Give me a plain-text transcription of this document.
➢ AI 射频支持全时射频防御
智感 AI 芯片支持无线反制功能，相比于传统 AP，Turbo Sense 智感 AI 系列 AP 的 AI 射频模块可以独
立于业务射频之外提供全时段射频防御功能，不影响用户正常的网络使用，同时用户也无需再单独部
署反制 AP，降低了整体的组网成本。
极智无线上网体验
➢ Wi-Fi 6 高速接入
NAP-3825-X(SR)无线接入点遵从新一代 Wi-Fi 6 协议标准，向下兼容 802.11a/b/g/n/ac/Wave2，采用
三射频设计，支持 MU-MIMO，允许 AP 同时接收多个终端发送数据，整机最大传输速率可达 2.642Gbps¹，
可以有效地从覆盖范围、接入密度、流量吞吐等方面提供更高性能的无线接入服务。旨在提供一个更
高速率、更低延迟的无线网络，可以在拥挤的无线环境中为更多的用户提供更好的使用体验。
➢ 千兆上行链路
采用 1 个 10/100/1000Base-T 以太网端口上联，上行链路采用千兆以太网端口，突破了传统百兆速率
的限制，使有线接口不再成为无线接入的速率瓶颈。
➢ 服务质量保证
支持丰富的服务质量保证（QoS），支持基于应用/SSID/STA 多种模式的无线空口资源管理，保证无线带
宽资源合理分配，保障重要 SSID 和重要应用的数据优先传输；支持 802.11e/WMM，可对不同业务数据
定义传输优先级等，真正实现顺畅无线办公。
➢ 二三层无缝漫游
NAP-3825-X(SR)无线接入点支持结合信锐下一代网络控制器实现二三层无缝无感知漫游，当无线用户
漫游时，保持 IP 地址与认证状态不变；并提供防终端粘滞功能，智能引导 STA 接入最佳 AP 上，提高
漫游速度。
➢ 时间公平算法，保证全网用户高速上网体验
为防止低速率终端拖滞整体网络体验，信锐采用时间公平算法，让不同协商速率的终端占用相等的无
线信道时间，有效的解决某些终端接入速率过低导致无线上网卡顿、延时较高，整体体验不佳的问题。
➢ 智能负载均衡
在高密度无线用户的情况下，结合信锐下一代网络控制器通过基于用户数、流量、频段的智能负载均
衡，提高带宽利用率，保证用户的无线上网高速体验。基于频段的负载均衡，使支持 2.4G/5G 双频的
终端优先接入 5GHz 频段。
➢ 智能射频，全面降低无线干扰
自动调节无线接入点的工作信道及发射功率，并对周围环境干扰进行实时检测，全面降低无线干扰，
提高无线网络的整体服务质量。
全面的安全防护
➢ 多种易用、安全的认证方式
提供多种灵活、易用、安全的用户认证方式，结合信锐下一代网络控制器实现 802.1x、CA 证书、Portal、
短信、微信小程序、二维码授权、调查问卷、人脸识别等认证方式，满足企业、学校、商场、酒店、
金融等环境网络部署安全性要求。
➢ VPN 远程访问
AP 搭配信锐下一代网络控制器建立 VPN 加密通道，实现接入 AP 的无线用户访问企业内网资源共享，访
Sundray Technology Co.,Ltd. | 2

--------------------

### Stated exercise
Your task is to transcribe the listing above in full, exactly as given.

### Exercise solution
Give me a plain-text transcription of this document.
➢ AI 射频支持全时射频防御
智感 AI 芯片支持无线反制功能，相比于传统 AP，Turbo Sense 智感 AI 系列 AP 的 AI 射频模块可以独
立于业务射频之外提供全时段射频防御功能，不影响用户正常的网络使用，同时用户也无需再单独部
署反制 AP，降低了整体的组网成本。
极智无线上网体验
➢ Wi-Fi 6 高速接入
NAP-3825-X(SR)无线接入点遵从新一代 Wi-Fi 6 协议标准，向下兼容 802.11a/b/g/n/ac/Wave2，采用
三射频设计，支持 MU-MIMO，允许 AP 同时接收多个终端发送数据，整机最大传输速率可达 2.642Gbps¹，
可以有效地从覆盖范围、接入密度、流量吞吐等方面提供更高性能的无线接入服务。旨在提供一个更
高速率、更低延迟的无线网络，可以在拥挤的无线环境中为更多的用户提供更好的使用体验。
➢ 千兆上行链路
采用 1 个 10/100/1000Base-T 以太网端口上联，上行链路采用千兆以太网端口，突破了传统百兆速率
的限制，使有线接口不再成为无线接入的速率瓶颈。
➢ 服务质量保证
支持丰富的服务质量保证（QoS），支持基于应用/SSID/STA 多种模式的无线空口资源管理，保证无线带
宽资源合理分配，保障重要 SSID 和重要应用的数据优先传输；支持 802.11e/WMM，可对不同业务数据
定义传输优先级等，真正实现顺畅无线办公。
➢ 二三层无缝漫游
NAP-3825-X(SR)无线接入点支持结合信锐下一代网络控制器实现二三层无缝无感知漫游，当无线用户
漫游时，保持 IP 地址与认证状态不变；并提供防终端粘滞功能，智能引导 STA 接入最佳 AP 上，提高
漫游速度。
➢ 时间公平算法，保证全网用户高速上网体验
为防止低速率终端拖滞整体网络体验，信锐采用时间公平算法，让不同协商速率的终端占用相等的无
线信道时间，有效的解决某些终端接入速率过低导致无线上网卡顿、延时较高，整体体验不佳的问题。
➢ 智能负载均衡
在高密度无线用户的情况下，结合信锐下一代网络控制器通过基于用户数、流量、频段的智能负载均
衡，提高带宽利用率，保证用户的无线上网高速体验。基于频段的负载均衡，使支持 2.4G/5G 双频的
终端优先接入 5GHz 频段。
➢ 智能射频，全面降低无线干扰
自动调节无线接入点的工作信道及发射功率，并对周围环境干扰进行实时检测，全面降低无线干扰，
提高无线网络的整体服务质量。
全面的安全防护
➢ 多种易用、安全的认证方式
提供多种灵活、易用、安全的用户认证方式，结合信锐下一代网络控制器实现 802.1x、CA 证书、Portal、
短信、微信小程序、二维码授权、调查问卷、人脸识别等认证方式，满足企业、学校、商场、酒店、
金融等环境网络部署安全性要求。
➢ VPN 远程访问
AP 搭配信锐下一代网络控制器建立 VPN 加密通道，实现接入 AP 的无线用户访问企业内网资源共享，访
Sundray Technology Co.,Ltd. | 2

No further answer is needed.